[PROVIDED DATA]
■ ■ ■

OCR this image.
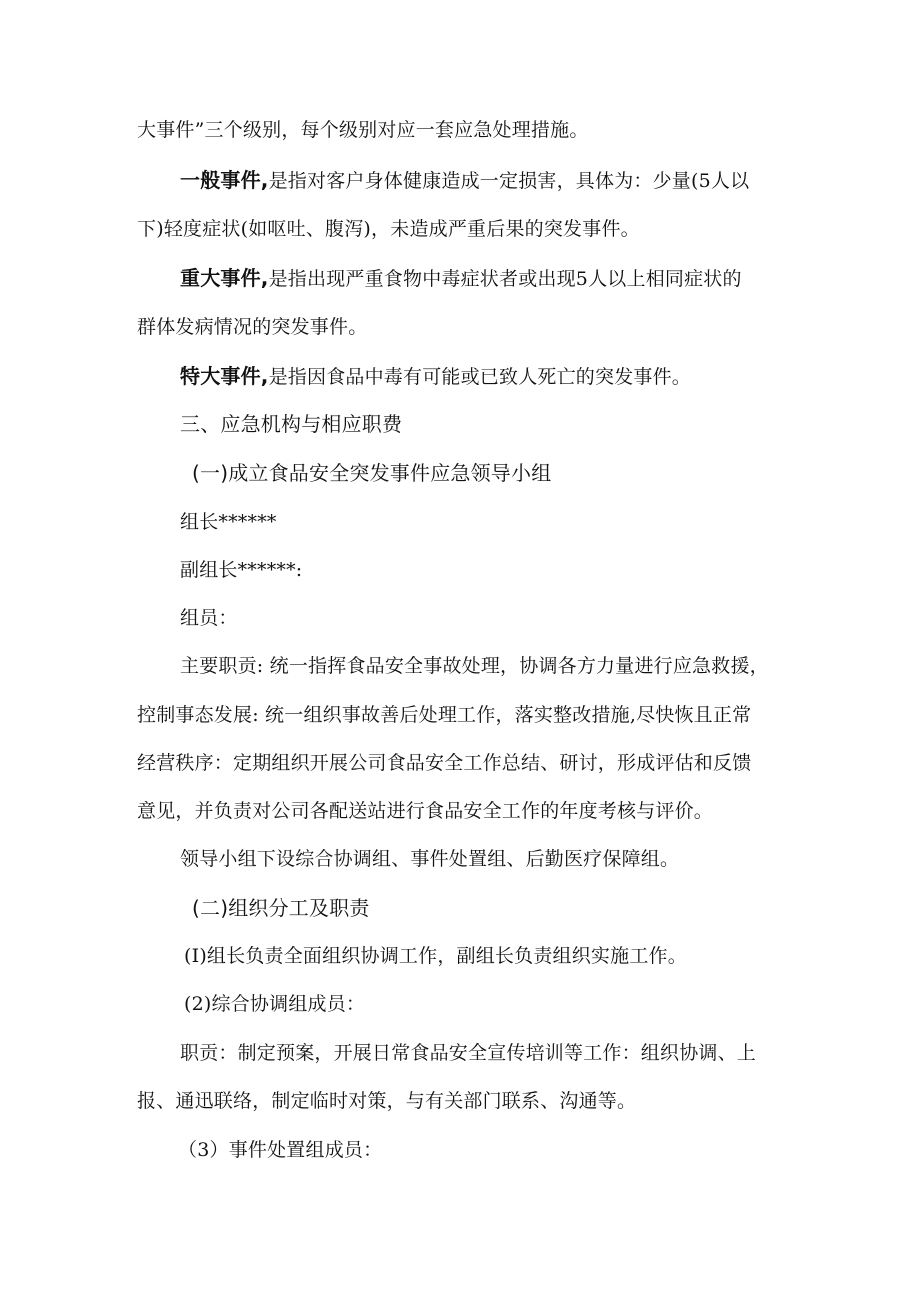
大事件”三个级别，每个级别对应一套应急处理措施。
一般事件,是指对客户身体健康造成一定损害，具体为：少量(5人以
下)轻度症状(如呕吐、腹泻)，未造成严重后果的突发事件。
重大事件,是指出现严重食物中毒症状者或出现5人以上相同症状的
群体发病情况的突发事件。
特大事件,是指因食品中毒有可能或已致人死亡的突发事件。
三、应急机构与相应职费
(一)成立食品安全突发事件应急领导小组
组长******
副组长******:
组员：
主要职贡: 统一指挥食品安全事故处理，协调各方力量进行应急救援，
控制事态发展: 统一组织事故善后处理工作，落实整改措施,尽快恢且正常
经营秩序：定期组织开展公司食品安全工作总结、研讨，形成评估和反馈
意见，并负责对公司各配送站进行食品安全工作的年度考核与评价。
领导小组下设综合协调组、事件处置组、后勤医疗保障组。
(二)组织分工及职责
(I)组长负责全面组织协调工作，副组长负责组织实施工作。
(2)综合协调组成员：
职贡：制定预案，开展日常食品安全宣传培训等工作：组织协调、上
报、通迅联络，制定临时对策，与有关部门联系、沟通等。
（3）事件处置组成员：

■ ■ ■

[INSTRUCTIONS TO FOLLOW]
Pictures in the data above should not be copied; transcribe everything else exactly.

[CORRECT RESPONSE]
OCR this image.
大事件”三个级别，每个级别对应一套应急处理措施。
一般事件,是指对客户身体健康造成一定损害，具体为：少量(5人以
下)轻度症状(如呕吐、腹泻)，未造成严重后果的突发事件。
重大事件,是指出现严重食物中毒症状者或出现5人以上相同症状的
群体发病情况的突发事件。
特大事件,是指因食品中毒有可能或已致人死亡的突发事件。
三、应急机构与相应职费
(一)成立食品安全突发事件应急领导小组
组长******
副组长******:
组员：
主要职贡: 统一指挥食品安全事故处理，协调各方力量进行应急救援，
控制事态发展: 统一组织事故善后处理工作，落实整改措施,尽快恢且正常
经营秩序：定期组织开展公司食品安全工作总结、研讨，形成评估和反馈
意见，并负责对公司各配送站进行食品安全工作的年度考核与评价。
领导小组下设综合协调组、事件处置组、后勤医疗保障组。
(二)组织分工及职责
(I)组长负责全面组织协调工作，副组长负责组织实施工作。
(2)综合协调组成员：
职贡：制定预案，开展日常食品安全宣传培训等工作：组织协调、上
报、通迅联络，制定临时对策，与有关部门联系、沟通等。
（3）事件处置组成员：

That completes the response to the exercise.